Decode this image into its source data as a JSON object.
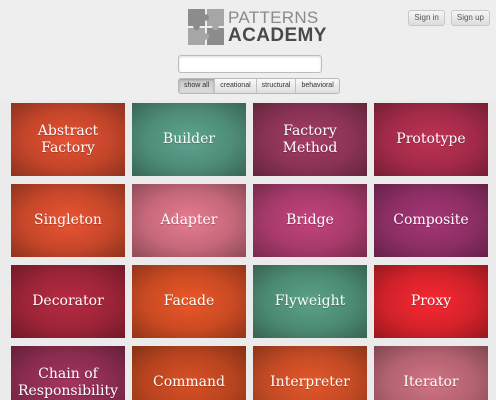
{
  "header": {
    "logo_line1": "PATTERNS",
    "logo_line2": "ACADEMY",
    "sign_in": "Sign in",
    "sign_up": "Sign up"
  },
  "search": {
    "value": "",
    "placeholder": ""
  },
  "filters": [
    "show all",
    "creational",
    "structural",
    "behavioral"
  ],
  "active_filter": "show all",
  "tiles": [
    {
      "name": "Abstract Factory",
      "color": "#c4452a"
    },
    {
      "name": "Builder",
      "color": "#4e8c78"
    },
    {
      "name": "Factory Method",
      "color": "#8a3354"
    },
    {
      "name": "Prototype",
      "color": "#a22a48"
    },
    {
      "name": "Singleton",
      "color": "#c7472a"
    },
    {
      "name": "Adapter",
      "color": "#c5687a"
    },
    {
      "name": "Bridge",
      "color": "#a63a6a"
    },
    {
      "name": "Composite",
      "color": "#8c2e64"
    },
    {
      "name": "Decorator",
      "color": "#9c2438"
    },
    {
      "name": "Facade",
      "color": "#c94a22"
    },
    {
      "name": "Flyweight",
      "color": "#4c8a72"
    },
    {
      "name": "Proxy",
      "color": "#d3222a"
    },
    {
      "name": "Chain of Responsibility",
      "color": "#8a2c4e"
    },
    {
      "name": "Command",
      "color": "#b8441f"
    },
    {
      "name": "Interpreter",
      "color": "#c24a24"
    },
    {
      "name": "Iterator",
      "color": "#b26270"
    }
  ]
}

★ ★ ★ ★

__THE REQUEST__. Print the records above exactly as they stand, but leave out the pictures.

__TASK RESPONSE__.
Decode this image into its source data as a JSON object.
{
  "header": {
    "logo_line1": "PATTERNS",
    "logo_line2": "ACADEMY",
    "sign_in": "Sign in",
    "sign_up": "Sign up"
  },
  "search": {
    "value": "",
    "placeholder": ""
  },
  "filters": [
    "show all",
    "creational",
    "structural",
    "behavioral"
  ],
  "active_filter": "show all",
  "tiles": [
    {
      "name": "Abstract Factory",
      "color": "#c4452a"
    },
    {
      "name": "Builder",
      "color": "#4e8c78"
    },
    {
      "name": "Factory Method",
      "color": "#8a3354"
    },
    {
      "name": "Prototype",
      "color": "#a22a48"
    },
    {
      "name": "Singleton",
      "color": "#c7472a"
    },
    {
      "name": "Adapter",
      "color": "#c5687a"
    },
    {
      "name": "Bridge",
      "color": "#a63a6a"
    },
    {
      "name": "Composite",
      "color": "#8c2e64"
    },
    {
      "name": "Decorator",
      "color": "#9c2438"
    },
    {
      "name": "Facade",
      "color": "#c94a22"
    },
    {
      "name": "Flyweight",
      "color": "#4c8a72"
    },
    {
      "name": "Proxy",
      "color": "#d3222a"
    },
    {
      "name": "Chain of Responsibility",
      "color": "#8a2c4e"
    },
    {
      "name": "Command",
      "color": "#b8441f"
    },
    {
      "name": "Interpreter",
      "color": "#c24a24"
    },
    {
      "name": "Iterator",
      "color": "#b26270"
    }
  ]
}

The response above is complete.